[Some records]
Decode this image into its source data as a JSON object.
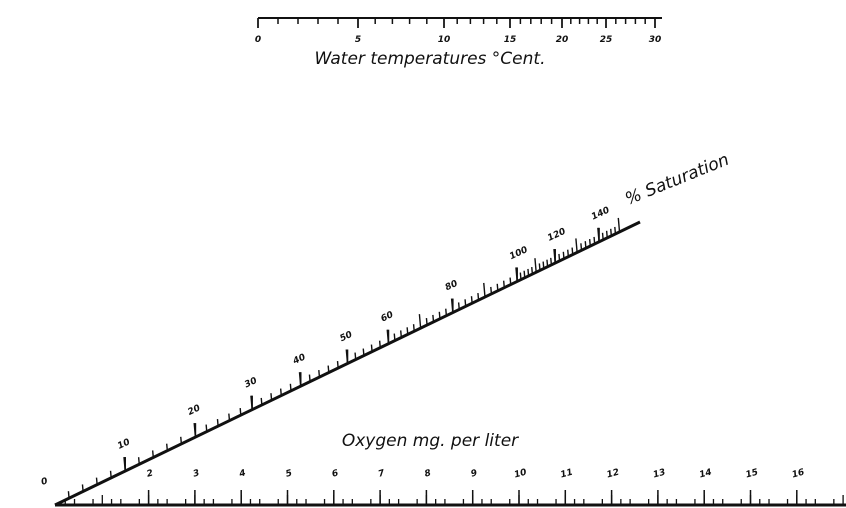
{
  "temperature_scale": {
    "label": "Water temperatures °Cent.",
    "ticks": [
      0,
      5,
      10,
      15,
      20,
      25,
      30
    ]
  },
  "saturation_scale": {
    "label": "% Saturation",
    "ticks": [
      10,
      20,
      30,
      40,
      50,
      60,
      80,
      100,
      120,
      140
    ]
  },
  "oxygen_scale": {
    "label": "Oxygen mg. per liter",
    "ticks": [
      0,
      2,
      3,
      4,
      5,
      6,
      7,
      8,
      9,
      10,
      11,
      12,
      13,
      14,
      15,
      16
    ]
  }
}
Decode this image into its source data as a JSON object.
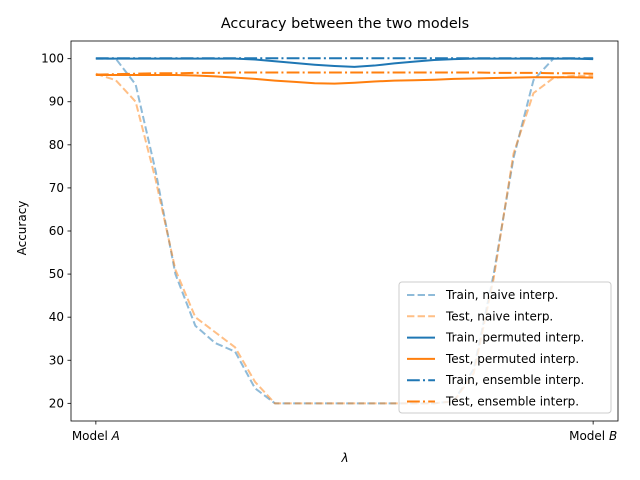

> TASK:
Reproduce the listing above exactly, excluding all pictures.

> TASK SOLUTION:
Decode this image into its source data as a JSON object.
{
  "temperature_scale": {
    "label": "Water temperatures °Cent.",
    "ticks": [
      0,
      5,
      10,
      15,
      20,
      25,
      30
    ]
  },
  "saturation_scale": {
    "label": "% Saturation",
    "ticks": [
      10,
      20,
      30,
      40,
      50,
      60,
      80,
      100,
      120,
      140
    ]
  },
  "oxygen_scale": {
    "label": "Oxygen mg. per liter",
    "ticks": [
      0,
      2,
      3,
      4,
      5,
      6,
      7,
      8,
      9,
      10,
      11,
      12,
      13,
      14,
      15,
      16
    ]
  }
}
Decode this image into its source data as a JSON object.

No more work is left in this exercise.